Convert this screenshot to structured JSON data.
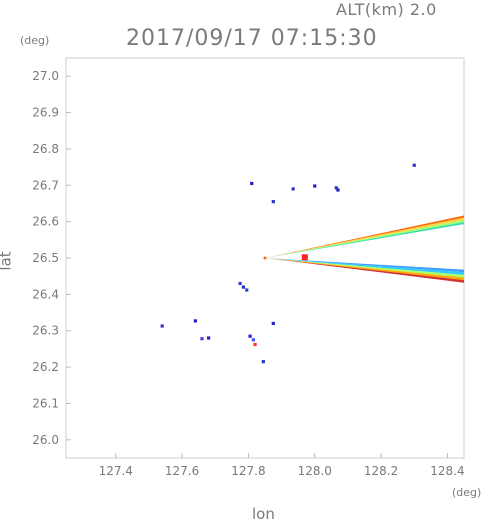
{
  "header": {
    "altitude_label": "ALT(km) 2.0",
    "timestamp": "2017/09/17 07:15:30"
  },
  "axes": {
    "x_unit": "(deg)",
    "y_unit": "(deg)"
  },
  "chart_data": {
    "type": "scatter",
    "title": "2017/09/17 07:15:30",
    "subtitle": "ALT(km) 2.0",
    "xlabel": "lon",
    "ylabel": "lat",
    "xlim": [
      127.25,
      128.45
    ],
    "ylim": [
      25.95,
      27.05
    ],
    "xticks": [
      127.4,
      127.6,
      127.8,
      128.0,
      128.2,
      128.4
    ],
    "yticks": [
      26.0,
      26.1,
      26.2,
      26.3,
      26.4,
      26.5,
      26.6,
      26.7,
      26.8,
      26.9,
      27.0
    ],
    "grid": false,
    "radar_center": [
      127.85,
      26.5
    ],
    "beams": [
      {
        "from": [
          127.85,
          26.5
        ],
        "to": [
          128.45,
          26.605
        ],
        "width_deg": 0.012,
        "colors": [
          "#ff6a00",
          "#ffd24a",
          "#a8ff66",
          "#3ee0b0"
        ]
      },
      {
        "from": [
          127.85,
          26.5
        ],
        "to": [
          128.45,
          26.45
        ],
        "width_deg": 0.018,
        "colors": [
          "#3ea0ff",
          "#30c8ff",
          "#a8ff66",
          "#ffaa00",
          "#d43030"
        ]
      }
    ],
    "points": [
      {
        "x": 127.54,
        "y": 26.313,
        "color": "#3030d0"
      },
      {
        "x": 127.64,
        "y": 26.327,
        "color": "#2020c8"
      },
      {
        "x": 127.66,
        "y": 26.278,
        "color": "#4040e0"
      },
      {
        "x": 127.68,
        "y": 26.28,
        "color": "#2020c8"
      },
      {
        "x": 127.775,
        "y": 26.43,
        "color": "#3040d0"
      },
      {
        "x": 127.785,
        "y": 26.42,
        "color": "#2030c0"
      },
      {
        "x": 127.795,
        "y": 26.412,
        "color": "#3040d0"
      },
      {
        "x": 127.805,
        "y": 26.285,
        "color": "#2020c8"
      },
      {
        "x": 127.815,
        "y": 26.275,
        "color": "#5050f0"
      },
      {
        "x": 127.82,
        "y": 26.262,
        "color": "#ff3030"
      },
      {
        "x": 127.845,
        "y": 26.215,
        "color": "#3030d0"
      },
      {
        "x": 127.81,
        "y": 26.705,
        "color": "#2020c8"
      },
      {
        "x": 127.875,
        "y": 26.655,
        "color": "#3030d0"
      },
      {
        "x": 127.875,
        "y": 26.32,
        "color": "#2020c8"
      },
      {
        "x": 127.935,
        "y": 26.69,
        "color": "#3030d0"
      },
      {
        "x": 128.0,
        "y": 26.698,
        "color": "#2020c8"
      },
      {
        "x": 128.065,
        "y": 26.693,
        "color": "#3030d0"
      },
      {
        "x": 128.07,
        "y": 26.687,
        "color": "#2020c8"
      },
      {
        "x": 128.3,
        "y": 26.755,
        "color": "#3030d0"
      },
      {
        "x": 127.97,
        "y": 26.502,
        "color": "#ff2020",
        "r": 3
      }
    ]
  }
}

--

* _Given instruction_:
Copy all the records above exactly, but leave out the pictures.

* _Solution for this task_:
Convert this screenshot to structured JSON data.
{
  "header": {
    "altitude_label": "ALT(km) 2.0",
    "timestamp": "2017/09/17 07:15:30"
  },
  "axes": {
    "x_unit": "(deg)",
    "y_unit": "(deg)"
  },
  "chart_data": {
    "type": "scatter",
    "title": "2017/09/17 07:15:30",
    "subtitle": "ALT(km) 2.0",
    "xlabel": "lon",
    "ylabel": "lat",
    "xlim": [
      127.25,
      128.45
    ],
    "ylim": [
      25.95,
      27.05
    ],
    "xticks": [
      127.4,
      127.6,
      127.8,
      128.0,
      128.2,
      128.4
    ],
    "yticks": [
      26.0,
      26.1,
      26.2,
      26.3,
      26.4,
      26.5,
      26.6,
      26.7,
      26.8,
      26.9,
      27.0
    ],
    "grid": false,
    "radar_center": [
      127.85,
      26.5
    ],
    "beams": [
      {
        "from": [
          127.85,
          26.5
        ],
        "to": [
          128.45,
          26.605
        ],
        "width_deg": 0.012,
        "colors": [
          "#ff6a00",
          "#ffd24a",
          "#a8ff66",
          "#3ee0b0"
        ]
      },
      {
        "from": [
          127.85,
          26.5
        ],
        "to": [
          128.45,
          26.45
        ],
        "width_deg": 0.018,
        "colors": [
          "#3ea0ff",
          "#30c8ff",
          "#a8ff66",
          "#ffaa00",
          "#d43030"
        ]
      }
    ],
    "points": [
      {
        "x": 127.54,
        "y": 26.313,
        "color": "#3030d0"
      },
      {
        "x": 127.64,
        "y": 26.327,
        "color": "#2020c8"
      },
      {
        "x": 127.66,
        "y": 26.278,
        "color": "#4040e0"
      },
      {
        "x": 127.68,
        "y": 26.28,
        "color": "#2020c8"
      },
      {
        "x": 127.775,
        "y": 26.43,
        "color": "#3040d0"
      },
      {
        "x": 127.785,
        "y": 26.42,
        "color": "#2030c0"
      },
      {
        "x": 127.795,
        "y": 26.412,
        "color": "#3040d0"
      },
      {
        "x": 127.805,
        "y": 26.285,
        "color": "#2020c8"
      },
      {
        "x": 127.815,
        "y": 26.275,
        "color": "#5050f0"
      },
      {
        "x": 127.82,
        "y": 26.262,
        "color": "#ff3030"
      },
      {
        "x": 127.845,
        "y": 26.215,
        "color": "#3030d0"
      },
      {
        "x": 127.81,
        "y": 26.705,
        "color": "#2020c8"
      },
      {
        "x": 127.875,
        "y": 26.655,
        "color": "#3030d0"
      },
      {
        "x": 127.875,
        "y": 26.32,
        "color": "#2020c8"
      },
      {
        "x": 127.935,
        "y": 26.69,
        "color": "#3030d0"
      },
      {
        "x": 128.0,
        "y": 26.698,
        "color": "#2020c8"
      },
      {
        "x": 128.065,
        "y": 26.693,
        "color": "#3030d0"
      },
      {
        "x": 128.07,
        "y": 26.687,
        "color": "#2020c8"
      },
      {
        "x": 128.3,
        "y": 26.755,
        "color": "#3030d0"
      },
      {
        "x": 127.97,
        "y": 26.502,
        "color": "#ff2020",
        "r": 3
      }
    ]
  }
}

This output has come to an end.